Can you transcribe every line exactly and leave the pictures behind?

**Recorded data**:
■ ■ ■

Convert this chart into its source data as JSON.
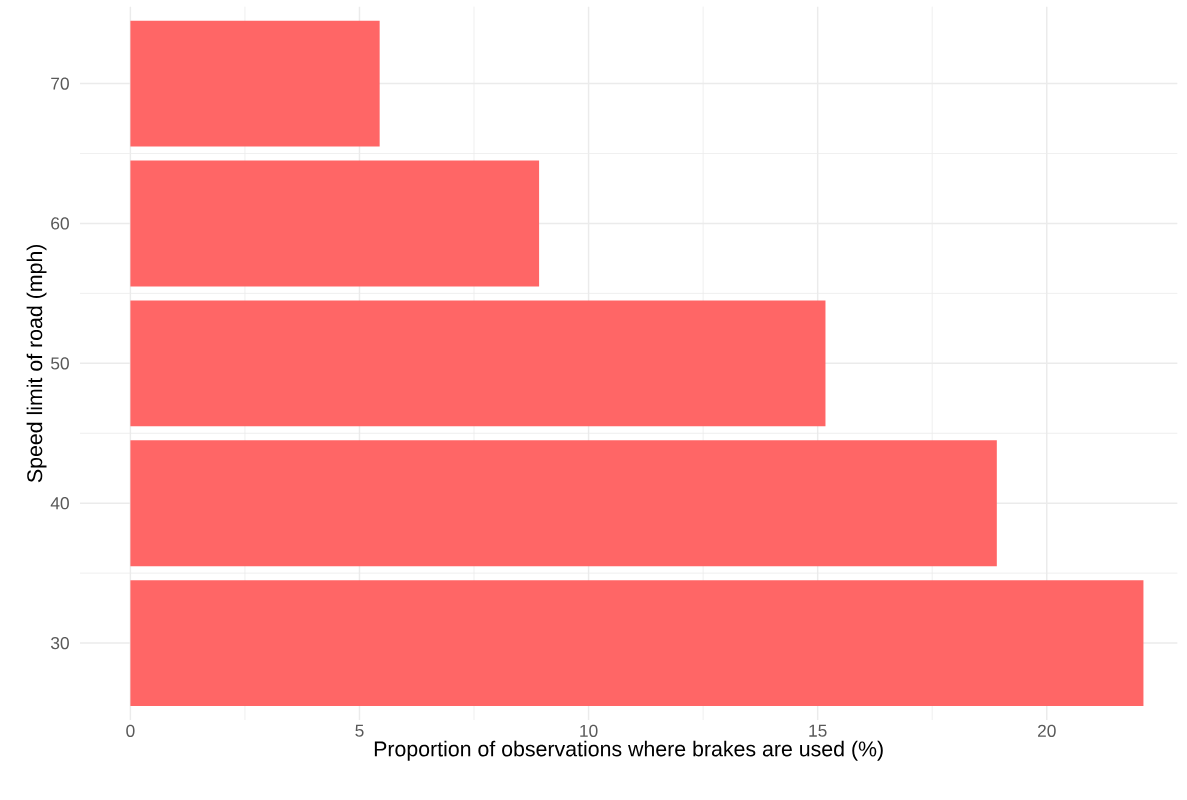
{
  "chart_data": {
    "type": "bar",
    "orientation": "horizontal",
    "xlabel": "Proportion of observations where brakes are used (%)",
    "ylabel": "Speed limit of road (mph)",
    "categories": [
      "70",
      "60",
      "50",
      "40",
      "30"
    ],
    "values": [
      5.44,
      8.92,
      15.17,
      18.91,
      22.11
    ],
    "color": "#ff6666",
    "xlim": [
      -1.1,
      22.85
    ],
    "xticks": [
      0,
      5,
      10,
      15,
      20
    ],
    "grid": true
  }
}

■ ■ ■

**Task response**:
Convert this chart into its source data as JSON.
{
  "chart_data": {
    "type": "bar",
    "orientation": "horizontal",
    "xlabel": "Proportion of observations where brakes are used (%)",
    "ylabel": "Speed limit of road (mph)",
    "categories": [
      "70",
      "60",
      "50",
      "40",
      "30"
    ],
    "values": [
      5.44,
      8.92,
      15.17,
      18.91,
      22.11
    ],
    "color": "#ff6666",
    "xlim": [
      -1.1,
      22.85
    ],
    "xticks": [
      0,
      5,
      10,
      15,
      20
    ],
    "grid": true
  }
}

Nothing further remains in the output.